■ **REQUIREMENT**: Could you render every line of the listing below as a Markdown table with the columns "Row" and "Text", numbering the rows and skipping blank lines?

■ **RECORDS SHOWN**:
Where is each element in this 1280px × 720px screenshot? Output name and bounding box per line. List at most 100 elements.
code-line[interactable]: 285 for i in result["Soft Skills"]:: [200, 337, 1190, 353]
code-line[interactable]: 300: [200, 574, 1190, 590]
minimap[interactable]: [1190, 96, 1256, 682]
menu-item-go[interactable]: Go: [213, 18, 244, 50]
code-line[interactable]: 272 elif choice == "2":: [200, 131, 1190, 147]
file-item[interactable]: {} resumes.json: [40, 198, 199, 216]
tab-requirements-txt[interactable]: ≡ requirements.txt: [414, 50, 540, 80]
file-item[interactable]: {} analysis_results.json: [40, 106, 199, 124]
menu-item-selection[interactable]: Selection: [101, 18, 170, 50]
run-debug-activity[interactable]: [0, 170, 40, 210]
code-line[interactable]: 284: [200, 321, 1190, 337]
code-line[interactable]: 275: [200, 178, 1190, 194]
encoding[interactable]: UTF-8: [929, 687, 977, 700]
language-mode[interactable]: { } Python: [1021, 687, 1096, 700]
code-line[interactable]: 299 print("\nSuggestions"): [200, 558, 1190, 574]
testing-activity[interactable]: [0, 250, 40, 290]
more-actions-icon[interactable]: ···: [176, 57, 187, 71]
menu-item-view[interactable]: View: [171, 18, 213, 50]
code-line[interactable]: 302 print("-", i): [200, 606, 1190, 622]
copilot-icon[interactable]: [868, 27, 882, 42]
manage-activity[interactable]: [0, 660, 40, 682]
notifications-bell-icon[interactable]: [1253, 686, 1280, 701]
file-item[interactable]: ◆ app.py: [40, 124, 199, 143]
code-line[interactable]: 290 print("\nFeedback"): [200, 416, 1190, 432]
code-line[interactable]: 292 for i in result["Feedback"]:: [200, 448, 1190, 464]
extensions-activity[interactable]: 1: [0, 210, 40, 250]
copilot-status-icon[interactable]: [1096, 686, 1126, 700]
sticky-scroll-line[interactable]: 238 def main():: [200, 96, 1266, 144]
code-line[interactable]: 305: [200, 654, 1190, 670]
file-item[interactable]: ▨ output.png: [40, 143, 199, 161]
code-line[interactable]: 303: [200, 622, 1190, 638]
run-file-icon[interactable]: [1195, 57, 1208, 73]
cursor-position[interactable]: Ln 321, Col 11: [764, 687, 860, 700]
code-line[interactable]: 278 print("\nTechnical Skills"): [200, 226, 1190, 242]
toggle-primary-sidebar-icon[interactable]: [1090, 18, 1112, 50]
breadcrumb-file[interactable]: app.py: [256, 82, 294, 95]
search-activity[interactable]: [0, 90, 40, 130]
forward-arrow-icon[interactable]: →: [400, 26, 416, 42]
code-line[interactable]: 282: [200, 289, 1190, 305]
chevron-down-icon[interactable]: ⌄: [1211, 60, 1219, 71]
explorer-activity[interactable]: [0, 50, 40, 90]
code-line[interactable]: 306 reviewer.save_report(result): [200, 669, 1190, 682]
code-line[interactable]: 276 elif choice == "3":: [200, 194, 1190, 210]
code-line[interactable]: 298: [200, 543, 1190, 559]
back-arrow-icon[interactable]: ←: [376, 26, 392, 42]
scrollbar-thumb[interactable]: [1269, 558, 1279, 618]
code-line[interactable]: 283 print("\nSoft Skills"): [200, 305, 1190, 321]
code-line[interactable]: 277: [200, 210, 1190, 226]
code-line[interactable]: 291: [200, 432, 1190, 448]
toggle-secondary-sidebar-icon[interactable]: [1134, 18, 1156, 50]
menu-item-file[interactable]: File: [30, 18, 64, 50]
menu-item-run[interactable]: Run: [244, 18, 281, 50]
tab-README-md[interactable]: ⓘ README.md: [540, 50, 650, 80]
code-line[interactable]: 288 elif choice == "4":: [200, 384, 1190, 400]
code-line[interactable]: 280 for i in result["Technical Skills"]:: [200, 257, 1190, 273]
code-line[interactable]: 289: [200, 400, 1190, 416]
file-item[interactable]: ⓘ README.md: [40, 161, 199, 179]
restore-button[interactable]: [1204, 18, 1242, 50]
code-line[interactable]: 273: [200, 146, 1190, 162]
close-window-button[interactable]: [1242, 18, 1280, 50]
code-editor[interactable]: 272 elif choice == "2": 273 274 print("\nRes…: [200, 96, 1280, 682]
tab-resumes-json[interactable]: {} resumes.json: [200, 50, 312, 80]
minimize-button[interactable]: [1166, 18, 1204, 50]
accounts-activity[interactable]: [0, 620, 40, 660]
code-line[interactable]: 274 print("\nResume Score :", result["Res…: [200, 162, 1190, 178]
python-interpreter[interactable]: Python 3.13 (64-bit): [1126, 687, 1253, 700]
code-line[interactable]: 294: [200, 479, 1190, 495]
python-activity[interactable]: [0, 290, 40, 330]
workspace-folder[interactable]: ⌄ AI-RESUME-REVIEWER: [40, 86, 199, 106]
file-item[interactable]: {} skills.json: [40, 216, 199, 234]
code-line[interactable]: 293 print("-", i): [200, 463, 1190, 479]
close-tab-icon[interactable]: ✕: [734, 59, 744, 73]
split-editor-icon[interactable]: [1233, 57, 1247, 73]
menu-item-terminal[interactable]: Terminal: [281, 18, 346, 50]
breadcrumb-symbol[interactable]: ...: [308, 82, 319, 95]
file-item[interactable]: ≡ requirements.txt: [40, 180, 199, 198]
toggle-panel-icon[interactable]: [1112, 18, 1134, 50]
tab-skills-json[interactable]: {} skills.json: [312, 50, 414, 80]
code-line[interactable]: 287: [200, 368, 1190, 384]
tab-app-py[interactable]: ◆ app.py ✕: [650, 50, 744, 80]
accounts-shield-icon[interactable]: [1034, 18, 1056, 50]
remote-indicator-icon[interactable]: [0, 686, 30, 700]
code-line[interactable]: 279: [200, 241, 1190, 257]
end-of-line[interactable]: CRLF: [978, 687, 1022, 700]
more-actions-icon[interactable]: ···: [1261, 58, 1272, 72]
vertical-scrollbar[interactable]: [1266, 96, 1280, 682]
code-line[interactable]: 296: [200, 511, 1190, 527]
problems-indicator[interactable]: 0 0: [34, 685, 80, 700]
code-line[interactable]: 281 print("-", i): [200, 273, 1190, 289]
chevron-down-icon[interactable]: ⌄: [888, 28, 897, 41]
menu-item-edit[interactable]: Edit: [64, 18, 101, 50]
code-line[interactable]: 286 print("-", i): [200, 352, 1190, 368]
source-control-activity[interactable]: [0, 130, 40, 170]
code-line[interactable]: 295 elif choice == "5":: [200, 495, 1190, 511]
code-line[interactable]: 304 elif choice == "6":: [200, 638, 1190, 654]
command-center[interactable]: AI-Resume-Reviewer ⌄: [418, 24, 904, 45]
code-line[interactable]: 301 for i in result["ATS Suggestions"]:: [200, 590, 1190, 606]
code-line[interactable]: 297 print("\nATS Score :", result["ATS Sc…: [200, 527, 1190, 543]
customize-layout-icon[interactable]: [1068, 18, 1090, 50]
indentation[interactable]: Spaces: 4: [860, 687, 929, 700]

■ **SOLUTION FOR THIS TASK**:
| Row | Text |
|---|---|
| 1 | Where is each element in this 1280px × 720px screenshot? Output name and bounding box per line. List at most 100 elements. |
| 2 | code-line[interactable]: 285 for i in result["Soft Skills"]:: [200, 337, 1190, 353] |
| 3 | code-line[interactable]: 300: [200, 574, 1190, 590] |
| 4 | minimap[interactable]: [1190, 96, 1256, 682] |
| 5 | menu-item-go[interactable]: Go: [213, 18, 244, 50] |
| 6 | code-line[interactable]: 272 elif choice == "2":: [200, 131, 1190, 147] |
| 7 | file-item[interactable]: {} resumes.json: [40, 198, 199, 216] |
| 8 | tab-requirements-txt[interactable]: ≡ requirements.txt: [414, 50, 540, 80] |
| 9 | file-item[interactable]: {} analysis_results.json: [40, 106, 199, 124] |
| 10 | menu-item-selection[interactable]: Selection: [101, 18, 170, 50] |
| 11 | run-debug-activity[interactable]: [0, 170, 40, 210] |
| 12 | code-line[interactable]: 284: [200, 321, 1190, 337] |
| 13 | code-line[interactable]: 275: [200, 178, 1190, 194] |
| 14 | encoding[interactable]: UTF-8: [929, 687, 977, 700] |
| 15 | language-mode[interactable]: { } Python: [1021, 687, 1096, 700] |
| 16 | code-line[interactable]: 299 print("\nSuggestions"): [200, 558, 1190, 574] |
| 17 | testing-activity[interactable]: [0, 250, 40, 290] |
| 18 | more-actions-icon[interactable]: ···: [176, 57, 187, 71] |
| 19 | menu-item-view[interactable]: View: [171, 18, 213, 50] |
| 20 | code-line[interactable]: 302 print("-", i): [200, 606, 1190, 622] |
| 21 | copilot-icon[interactable]: [868, 27, 882, 42] |
| 22 | manage-activity[interactable]: [0, 660, 40, 682] |
| 23 | notifications-bell-icon[interactable]: [1253, 686, 1280, 701] |
| 24 | file-item[interactable]: ◆ app.py: [40, 124, 199, 143] |
| 25 | code-line[interactable]: 290 print("\nFeedback"): [200, 416, 1190, 432] |
| 26 | code-line[interactable]: 292 for i in result["Feedback"]:: [200, 448, 1190, 464] |
| 27 | extensions-activity[interactable]: 1: [0, 210, 40, 250] |
| 28 | copilot-status-icon[interactable]: [1096, 686, 1126, 700] |
| 29 | sticky-scroll-line[interactable]: 238 def main():: [200, 96, 1266, 144] |
| 30 | code-line[interactable]: 305: [200, 654, 1190, 670] |
| 31 | file-item[interactable]: ▨ output.png: [40, 143, 199, 161] |
| 32 | code-line[interactable]: 303: [200, 622, 1190, 638] |
| 33 | run-file-icon[interactable]: [1195, 57, 1208, 73] |
| 34 | cursor-position[interactable]: Ln 321, Col 11: [764, 687, 860, 700] |
| 35 | code-line[interactable]: 278 print("\nTechnical Skills"): [200, 226, 1190, 242] |
| 36 | toggle-primary-sidebar-icon[interactable]: [1090, 18, 1112, 50] |
| 37 | breadcrumb-file[interactable]: app.py: [256, 82, 294, 95] |
| 38 | search-activity[interactable]: [0, 90, 40, 130] |
| 39 | forward-arrow-icon[interactable]: →: [400, 26, 416, 42] |
| 40 | code-line[interactable]: 282: [200, 289, 1190, 305] |
| 41 | chevron-down-icon[interactable]: ⌄: [1211, 60, 1219, 71] |
| 42 | explorer-activity[interactable]: [0, 50, 40, 90] |
| 43 | code-line[interactable]: 306 reviewer.save_report(result): [200, 669, 1190, 682] |
| 44 | code-line[interactable]: 276 elif choice == "3":: [200, 194, 1190, 210] |
| 45 | code-line[interactable]: 298: [200, 543, 1190, 559] |
| 46 | back-arrow-icon[interactable]: ←: [376, 26, 392, 42] |
| 47 | scrollbar-thumb[interactable]: [1269, 558, 1279, 618] |
| 48 | code-line[interactable]: 283 print("\nSoft Skills"): [200, 305, 1190, 321] |
| 49 | code-line[interactable]: 277: [200, 210, 1190, 226] |
| 50 | code-line[interactable]: 291: [200, 432, 1190, 448] |
| 51 | toggle-secondary-sidebar-icon[interactable]: [1134, 18, 1156, 50] |
| 52 | menu-item-file[interactable]: File: [30, 18, 64, 50] |
| 53 | menu-item-run[interactable]: Run: [244, 18, 281, 50] |
| 54 | tab-README-md[interactable]: ⓘ README.md: [540, 50, 650, 80] |
| 55 | code-line[interactable]: 288 elif choice == "4":: [200, 384, 1190, 400] |
| 56 | code-line[interactable]: 280 for i in result["Technical Skills"]:: [200, 257, 1190, 273] |
| 57 | code-line[interactable]: 289: [200, 400, 1190, 416] |
| 58 | file-item[interactable]: ⓘ README.md: [40, 161, 199, 179] |
| 59 | restore-button[interactable]: [1204, 18, 1242, 50] |
| 60 | code-line[interactable]: 273: [200, 146, 1190, 162] |
| 61 | close-window-button[interactable]: [1242, 18, 1280, 50] |
| 62 | code-editor[interactable]: 272 elif choice == "2": 273 274 print("\nRes…: [200, 96, 1280, 682] |
| 63 | tab-resumes-json[interactable]: {} resumes.json: [200, 50, 312, 80] |
| 64 | minimize-button[interactable]: [1166, 18, 1204, 50] |
| 65 | accounts-activity[interactable]: [0, 620, 40, 660] |
| 66 | code-line[interactable]: 274 print("\nResume Score :", result["Res…: [200, 162, 1190, 178] |
| 67 | python-interpreter[interactable]: Python 3.13 (64-bit): [1126, 687, 1253, 700] |
| 68 | code-line[interactable]: 294: [200, 479, 1190, 495] |
| 69 | python-activity[interactable]: [0, 290, 40, 330] |
| 70 | workspace-folder[interactable]: ⌄ AI-RESUME-REVIEWER: [40, 86, 199, 106] |
| 71 | file-item[interactable]: {} skills.json: [40, 216, 199, 234] |
| 72 | code-line[interactable]: 293 print("-", i): [200, 463, 1190, 479] |
| 73 | close-tab-icon[interactable]: ✕: [734, 59, 744, 73] |
| 74 | split-editor-icon[interactable]: [1233, 57, 1247, 73] |
| 75 | menu-item-terminal[interactable]: Terminal: [281, 18, 346, 50] |
| 76 | breadcrumb-symbol[interactable]: ...: [308, 82, 319, 95] |
| 77 | file-item[interactable]: ≡ requirements.txt: [40, 180, 199, 198] |
| 78 | toggle-panel-icon[interactable]: [1112, 18, 1134, 50] |
| 79 | tab-skills-json[interactable]: {} skills.json: [312, 50, 414, 80] |
| 80 | code-line[interactable]: 287: [200, 368, 1190, 384] |
| 81 | tab-app-py[interactable]: ◆ app.py ✕: [650, 50, 744, 80] |
| 82 | accounts-shield-icon[interactable]: [1034, 18, 1056, 50] |
| 83 | remote-indicator-icon[interactable]: [0, 686, 30, 700] |
| 84 | code-line[interactable]: 279: [200, 241, 1190, 257] |
| 85 | end-of-line[interactable]: CRLF: [978, 687, 1022, 700] |
| 86 | more-actions-icon[interactable]: ···: [1261, 58, 1272, 72] |
| 87 | vertical-scrollbar[interactable]: [1266, 96, 1280, 682] |
| 88 | code-line[interactable]: 296: [200, 511, 1190, 527] |
| 89 | problems-indicator[interactable]: 0 0: [34, 685, 80, 700] |
| 90 | code-line[interactable]: 281 print("-", i): [200, 273, 1190, 289] |
| 91 | chevron-down-icon[interactable]: ⌄: [888, 28, 897, 41] |
| 92 | menu-item-edit[interactable]: Edit: [64, 18, 101, 50] |
| 93 | code-line[interactable]: 286 print("-", i): [200, 352, 1190, 368] |
| 94 | source-control-activity[interactable]: [0, 130, 40, 170] |
| 95 | code-line[interactable]: 295 elif choice == "5":: [200, 495, 1190, 511] |
| 96 | code-line[interactable]: 304 elif choice == "6":: [200, 638, 1190, 654] |
| 97 | command-center[interactable]: AI-Resume-Reviewer ⌄: [418, 24, 904, 45] |
| 98 | code-line[interactable]: 301 for i in result["ATS Suggestions"]:: [200, 590, 1190, 606] |
| 99 | code-line[interactable]: 297 print("\nATS Score :", result["ATS Sc…: [200, 527, 1190, 543] |
| 100 | customize-layout-icon[interactable]: [1068, 18, 1090, 50] |
| 101 | indentation[interactable]: Spaces: 4: [860, 687, 929, 700] |